• _DIRECTIONS FOR THIS TASK_:
Extract every line that includes the string "如图所示".

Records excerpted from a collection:

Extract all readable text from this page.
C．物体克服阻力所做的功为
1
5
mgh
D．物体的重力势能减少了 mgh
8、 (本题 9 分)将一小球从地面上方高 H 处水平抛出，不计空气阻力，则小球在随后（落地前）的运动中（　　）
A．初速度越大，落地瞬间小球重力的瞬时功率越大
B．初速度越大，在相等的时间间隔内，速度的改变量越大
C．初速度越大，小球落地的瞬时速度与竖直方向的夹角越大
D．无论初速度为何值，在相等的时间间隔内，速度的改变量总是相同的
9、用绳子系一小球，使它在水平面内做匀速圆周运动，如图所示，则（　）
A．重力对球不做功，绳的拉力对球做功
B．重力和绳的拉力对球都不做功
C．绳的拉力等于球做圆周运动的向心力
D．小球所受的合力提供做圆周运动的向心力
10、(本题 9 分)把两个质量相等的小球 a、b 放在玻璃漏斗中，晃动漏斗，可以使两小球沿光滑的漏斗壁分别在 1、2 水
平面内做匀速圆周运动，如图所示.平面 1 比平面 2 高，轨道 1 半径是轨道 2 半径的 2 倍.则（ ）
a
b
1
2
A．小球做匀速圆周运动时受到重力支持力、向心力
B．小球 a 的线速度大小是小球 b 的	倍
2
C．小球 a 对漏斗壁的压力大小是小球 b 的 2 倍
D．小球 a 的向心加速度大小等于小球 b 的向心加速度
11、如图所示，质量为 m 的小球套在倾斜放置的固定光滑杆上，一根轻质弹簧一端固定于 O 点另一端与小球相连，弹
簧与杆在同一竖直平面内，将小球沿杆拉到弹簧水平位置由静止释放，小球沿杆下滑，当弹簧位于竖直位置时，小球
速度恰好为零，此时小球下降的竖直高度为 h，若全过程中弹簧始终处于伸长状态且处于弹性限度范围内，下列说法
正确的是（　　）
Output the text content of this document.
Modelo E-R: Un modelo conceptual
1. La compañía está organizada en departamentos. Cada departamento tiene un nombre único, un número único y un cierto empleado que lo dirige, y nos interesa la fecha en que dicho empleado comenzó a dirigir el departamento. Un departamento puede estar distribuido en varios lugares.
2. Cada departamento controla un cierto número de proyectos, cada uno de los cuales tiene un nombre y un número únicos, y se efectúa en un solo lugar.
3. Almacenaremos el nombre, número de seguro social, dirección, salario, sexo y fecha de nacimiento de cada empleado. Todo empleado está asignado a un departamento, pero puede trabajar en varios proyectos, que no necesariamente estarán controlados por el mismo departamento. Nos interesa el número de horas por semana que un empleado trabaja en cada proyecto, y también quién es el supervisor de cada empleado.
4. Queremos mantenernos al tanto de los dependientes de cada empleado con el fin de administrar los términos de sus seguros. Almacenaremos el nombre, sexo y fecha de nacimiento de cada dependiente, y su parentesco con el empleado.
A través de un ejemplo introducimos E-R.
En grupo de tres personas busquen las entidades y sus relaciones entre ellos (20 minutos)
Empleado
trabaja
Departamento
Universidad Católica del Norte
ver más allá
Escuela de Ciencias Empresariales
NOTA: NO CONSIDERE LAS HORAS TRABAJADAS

• _THE OUTPUT_:
9、用绳子系一小球，使它在水平面内做匀速圆周运动，如图所示，则（　）
平面内做匀速圆周运动，如图所示.平面 1 比平面 2 高，轨道 1 半径是轨道 2 半径的 2 倍.则（ ）
11、如图所示，质量为 m 的小球套在倾斜放置的固定光滑杆上，一根轻质弹簧一端固定于 O 点另一端与小球相连，弹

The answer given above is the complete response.